*TO DO*
Pull out every line below that holds the word "shortcut".

···

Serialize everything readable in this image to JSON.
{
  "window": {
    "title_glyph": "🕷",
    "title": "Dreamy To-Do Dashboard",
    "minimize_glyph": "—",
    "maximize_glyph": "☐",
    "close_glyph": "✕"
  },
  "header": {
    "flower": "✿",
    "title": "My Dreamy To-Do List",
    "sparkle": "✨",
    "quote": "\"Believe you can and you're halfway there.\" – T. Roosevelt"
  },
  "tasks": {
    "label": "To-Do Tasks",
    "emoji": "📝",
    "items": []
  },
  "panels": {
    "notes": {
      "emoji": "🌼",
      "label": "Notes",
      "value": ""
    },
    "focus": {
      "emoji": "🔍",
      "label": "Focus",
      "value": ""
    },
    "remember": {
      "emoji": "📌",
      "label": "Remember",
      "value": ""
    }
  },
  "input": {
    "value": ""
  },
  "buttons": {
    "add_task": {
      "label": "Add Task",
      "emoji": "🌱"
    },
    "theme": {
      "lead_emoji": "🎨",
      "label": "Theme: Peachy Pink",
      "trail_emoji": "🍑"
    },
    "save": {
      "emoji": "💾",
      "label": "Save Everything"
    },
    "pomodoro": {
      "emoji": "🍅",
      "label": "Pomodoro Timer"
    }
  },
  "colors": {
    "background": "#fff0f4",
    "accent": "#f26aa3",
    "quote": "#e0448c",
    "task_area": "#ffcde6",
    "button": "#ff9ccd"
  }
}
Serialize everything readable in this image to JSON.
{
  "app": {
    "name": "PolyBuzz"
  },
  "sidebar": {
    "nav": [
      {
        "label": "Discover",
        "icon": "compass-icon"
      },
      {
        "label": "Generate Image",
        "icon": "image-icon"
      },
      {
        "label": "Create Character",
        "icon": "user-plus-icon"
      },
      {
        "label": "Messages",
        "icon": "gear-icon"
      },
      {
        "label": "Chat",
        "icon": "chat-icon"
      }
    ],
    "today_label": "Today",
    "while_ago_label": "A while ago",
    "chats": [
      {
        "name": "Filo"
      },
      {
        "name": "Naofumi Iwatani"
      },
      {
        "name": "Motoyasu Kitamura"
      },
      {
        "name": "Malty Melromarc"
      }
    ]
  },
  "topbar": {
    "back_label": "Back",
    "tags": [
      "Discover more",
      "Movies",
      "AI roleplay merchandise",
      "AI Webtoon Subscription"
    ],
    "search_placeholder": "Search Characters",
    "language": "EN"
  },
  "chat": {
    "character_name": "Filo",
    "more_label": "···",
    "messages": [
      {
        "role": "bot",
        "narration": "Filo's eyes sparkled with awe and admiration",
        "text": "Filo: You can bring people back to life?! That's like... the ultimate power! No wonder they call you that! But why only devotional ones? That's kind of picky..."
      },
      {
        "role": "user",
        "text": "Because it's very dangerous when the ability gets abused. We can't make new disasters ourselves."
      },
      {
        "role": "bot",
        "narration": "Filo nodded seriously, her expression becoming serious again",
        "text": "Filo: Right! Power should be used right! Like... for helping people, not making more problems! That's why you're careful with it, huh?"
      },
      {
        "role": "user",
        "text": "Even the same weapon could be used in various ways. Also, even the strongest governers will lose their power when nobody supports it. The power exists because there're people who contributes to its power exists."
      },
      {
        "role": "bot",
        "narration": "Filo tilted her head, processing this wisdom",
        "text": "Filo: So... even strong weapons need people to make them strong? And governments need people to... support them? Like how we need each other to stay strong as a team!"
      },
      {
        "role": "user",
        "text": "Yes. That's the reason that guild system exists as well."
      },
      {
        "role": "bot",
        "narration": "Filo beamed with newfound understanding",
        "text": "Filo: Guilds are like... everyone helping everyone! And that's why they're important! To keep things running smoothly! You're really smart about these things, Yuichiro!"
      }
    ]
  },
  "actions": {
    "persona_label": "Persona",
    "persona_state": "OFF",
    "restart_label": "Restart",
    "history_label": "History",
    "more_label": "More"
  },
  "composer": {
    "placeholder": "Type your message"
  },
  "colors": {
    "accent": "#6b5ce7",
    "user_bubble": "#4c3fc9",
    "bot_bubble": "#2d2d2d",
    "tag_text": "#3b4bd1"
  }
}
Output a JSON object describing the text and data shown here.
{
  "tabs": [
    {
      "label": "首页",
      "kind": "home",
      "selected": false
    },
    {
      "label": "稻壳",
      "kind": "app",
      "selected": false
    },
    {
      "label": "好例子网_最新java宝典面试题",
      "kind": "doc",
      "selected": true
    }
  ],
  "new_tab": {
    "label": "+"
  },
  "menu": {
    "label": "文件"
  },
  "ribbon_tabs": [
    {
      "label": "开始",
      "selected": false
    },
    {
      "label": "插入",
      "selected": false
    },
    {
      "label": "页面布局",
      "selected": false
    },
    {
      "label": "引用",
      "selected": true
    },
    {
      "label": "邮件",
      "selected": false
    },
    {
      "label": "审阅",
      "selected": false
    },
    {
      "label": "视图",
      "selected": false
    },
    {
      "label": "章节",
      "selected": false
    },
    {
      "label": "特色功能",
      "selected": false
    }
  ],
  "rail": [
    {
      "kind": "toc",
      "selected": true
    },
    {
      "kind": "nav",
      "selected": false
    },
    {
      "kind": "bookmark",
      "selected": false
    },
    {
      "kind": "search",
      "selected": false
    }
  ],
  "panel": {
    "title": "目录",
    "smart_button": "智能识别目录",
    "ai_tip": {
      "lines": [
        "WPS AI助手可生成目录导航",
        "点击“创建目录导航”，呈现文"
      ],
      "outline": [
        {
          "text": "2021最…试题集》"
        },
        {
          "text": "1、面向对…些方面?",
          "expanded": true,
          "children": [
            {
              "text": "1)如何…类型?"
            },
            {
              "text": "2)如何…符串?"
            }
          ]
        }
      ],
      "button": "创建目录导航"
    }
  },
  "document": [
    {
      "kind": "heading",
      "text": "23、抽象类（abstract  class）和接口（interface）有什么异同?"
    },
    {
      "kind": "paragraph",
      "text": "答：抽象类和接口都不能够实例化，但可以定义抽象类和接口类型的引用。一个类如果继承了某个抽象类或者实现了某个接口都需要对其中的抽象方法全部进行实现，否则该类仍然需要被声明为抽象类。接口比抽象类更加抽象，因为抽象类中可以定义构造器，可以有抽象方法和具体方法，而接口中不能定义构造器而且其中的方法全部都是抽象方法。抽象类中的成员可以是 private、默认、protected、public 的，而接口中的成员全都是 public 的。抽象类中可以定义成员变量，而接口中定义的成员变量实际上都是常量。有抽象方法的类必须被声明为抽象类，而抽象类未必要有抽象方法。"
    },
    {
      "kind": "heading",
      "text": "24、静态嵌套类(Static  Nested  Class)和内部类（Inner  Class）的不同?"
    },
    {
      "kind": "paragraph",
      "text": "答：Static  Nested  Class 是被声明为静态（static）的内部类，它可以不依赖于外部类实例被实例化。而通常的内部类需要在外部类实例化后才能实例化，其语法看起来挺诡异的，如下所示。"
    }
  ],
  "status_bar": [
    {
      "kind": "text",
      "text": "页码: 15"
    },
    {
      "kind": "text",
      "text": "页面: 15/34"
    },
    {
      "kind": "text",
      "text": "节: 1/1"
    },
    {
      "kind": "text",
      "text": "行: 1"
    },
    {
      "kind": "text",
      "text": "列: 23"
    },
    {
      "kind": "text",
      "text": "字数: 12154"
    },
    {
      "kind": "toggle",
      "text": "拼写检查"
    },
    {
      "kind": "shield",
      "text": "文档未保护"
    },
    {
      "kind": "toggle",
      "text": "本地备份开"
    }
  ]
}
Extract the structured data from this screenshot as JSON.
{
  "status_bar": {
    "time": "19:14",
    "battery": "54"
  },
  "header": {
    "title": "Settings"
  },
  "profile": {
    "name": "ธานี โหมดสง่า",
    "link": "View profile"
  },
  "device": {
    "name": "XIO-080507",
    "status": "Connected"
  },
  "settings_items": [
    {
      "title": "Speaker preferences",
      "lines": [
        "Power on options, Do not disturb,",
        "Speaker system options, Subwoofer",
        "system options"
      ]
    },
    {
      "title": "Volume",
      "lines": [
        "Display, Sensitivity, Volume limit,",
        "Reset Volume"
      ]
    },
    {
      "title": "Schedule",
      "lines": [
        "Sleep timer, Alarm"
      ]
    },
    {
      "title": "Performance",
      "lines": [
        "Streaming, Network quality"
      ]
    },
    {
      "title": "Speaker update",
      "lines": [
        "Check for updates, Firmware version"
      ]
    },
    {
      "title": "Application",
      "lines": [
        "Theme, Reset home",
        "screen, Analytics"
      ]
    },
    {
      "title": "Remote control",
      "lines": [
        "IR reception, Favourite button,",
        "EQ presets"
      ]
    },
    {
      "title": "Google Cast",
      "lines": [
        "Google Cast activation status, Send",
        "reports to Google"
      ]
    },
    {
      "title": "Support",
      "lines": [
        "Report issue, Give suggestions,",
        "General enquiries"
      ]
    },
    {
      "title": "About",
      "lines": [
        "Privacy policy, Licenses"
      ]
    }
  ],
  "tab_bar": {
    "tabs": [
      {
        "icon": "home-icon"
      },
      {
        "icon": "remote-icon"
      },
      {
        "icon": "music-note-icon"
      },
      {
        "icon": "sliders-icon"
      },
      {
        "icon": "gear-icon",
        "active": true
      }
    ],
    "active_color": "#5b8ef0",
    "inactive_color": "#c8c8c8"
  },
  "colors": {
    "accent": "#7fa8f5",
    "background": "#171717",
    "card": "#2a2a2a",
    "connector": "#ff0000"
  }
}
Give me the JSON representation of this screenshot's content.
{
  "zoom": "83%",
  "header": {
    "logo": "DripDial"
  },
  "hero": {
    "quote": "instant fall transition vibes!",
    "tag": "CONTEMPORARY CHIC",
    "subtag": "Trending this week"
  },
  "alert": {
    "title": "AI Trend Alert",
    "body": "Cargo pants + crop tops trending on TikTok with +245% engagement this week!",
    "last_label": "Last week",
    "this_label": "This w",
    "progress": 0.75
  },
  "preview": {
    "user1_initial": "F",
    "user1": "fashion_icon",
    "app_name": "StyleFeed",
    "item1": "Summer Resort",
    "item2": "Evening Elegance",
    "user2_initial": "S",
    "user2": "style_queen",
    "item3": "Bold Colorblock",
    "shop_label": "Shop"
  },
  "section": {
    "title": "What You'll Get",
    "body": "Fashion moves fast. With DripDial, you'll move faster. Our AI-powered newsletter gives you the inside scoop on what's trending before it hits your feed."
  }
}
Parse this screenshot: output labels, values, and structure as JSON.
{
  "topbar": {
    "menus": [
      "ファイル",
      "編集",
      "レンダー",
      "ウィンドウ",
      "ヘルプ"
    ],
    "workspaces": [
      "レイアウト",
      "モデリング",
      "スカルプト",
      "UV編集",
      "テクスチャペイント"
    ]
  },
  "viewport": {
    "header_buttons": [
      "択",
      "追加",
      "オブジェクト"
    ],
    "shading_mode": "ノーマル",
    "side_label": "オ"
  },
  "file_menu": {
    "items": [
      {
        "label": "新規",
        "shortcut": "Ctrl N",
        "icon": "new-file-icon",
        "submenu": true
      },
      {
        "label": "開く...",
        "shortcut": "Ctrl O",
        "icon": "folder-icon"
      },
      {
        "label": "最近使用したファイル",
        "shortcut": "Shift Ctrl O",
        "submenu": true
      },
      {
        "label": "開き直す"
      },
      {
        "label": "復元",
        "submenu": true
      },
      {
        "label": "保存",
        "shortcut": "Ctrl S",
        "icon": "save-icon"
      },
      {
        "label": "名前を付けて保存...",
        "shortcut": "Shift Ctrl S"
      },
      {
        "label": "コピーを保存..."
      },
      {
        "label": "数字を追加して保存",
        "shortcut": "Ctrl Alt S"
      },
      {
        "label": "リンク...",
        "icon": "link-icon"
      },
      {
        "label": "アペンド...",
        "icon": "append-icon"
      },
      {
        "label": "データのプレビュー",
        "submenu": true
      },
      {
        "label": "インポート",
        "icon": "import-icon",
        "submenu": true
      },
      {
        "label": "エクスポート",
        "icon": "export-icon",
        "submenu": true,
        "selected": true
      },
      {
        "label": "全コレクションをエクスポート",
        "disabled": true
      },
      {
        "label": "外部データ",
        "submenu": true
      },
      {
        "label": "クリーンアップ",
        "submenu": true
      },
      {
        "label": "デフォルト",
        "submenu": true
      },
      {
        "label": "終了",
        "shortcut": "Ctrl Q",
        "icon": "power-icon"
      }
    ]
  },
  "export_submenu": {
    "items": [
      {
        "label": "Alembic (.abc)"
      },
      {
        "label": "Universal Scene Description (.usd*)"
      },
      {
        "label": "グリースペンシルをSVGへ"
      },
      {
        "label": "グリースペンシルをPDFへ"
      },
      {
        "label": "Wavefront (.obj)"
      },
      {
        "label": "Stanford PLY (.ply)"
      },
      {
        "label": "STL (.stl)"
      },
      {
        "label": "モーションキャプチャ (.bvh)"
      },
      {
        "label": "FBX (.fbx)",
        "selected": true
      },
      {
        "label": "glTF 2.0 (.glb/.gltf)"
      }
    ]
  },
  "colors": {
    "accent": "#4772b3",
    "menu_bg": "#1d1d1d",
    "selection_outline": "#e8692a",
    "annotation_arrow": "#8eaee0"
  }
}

···

*ANSWER TO THE PROBLEM*
        "shortcut": "Ctrl N",
        "shortcut": "Ctrl O",
        "shortcut": "Shift Ctrl O",
        "shortcut": "Ctrl S",
        "shortcut": "Shift Ctrl S"
        "shortcut": "Ctrl Alt S"
        "shortcut": "Ctrl Q",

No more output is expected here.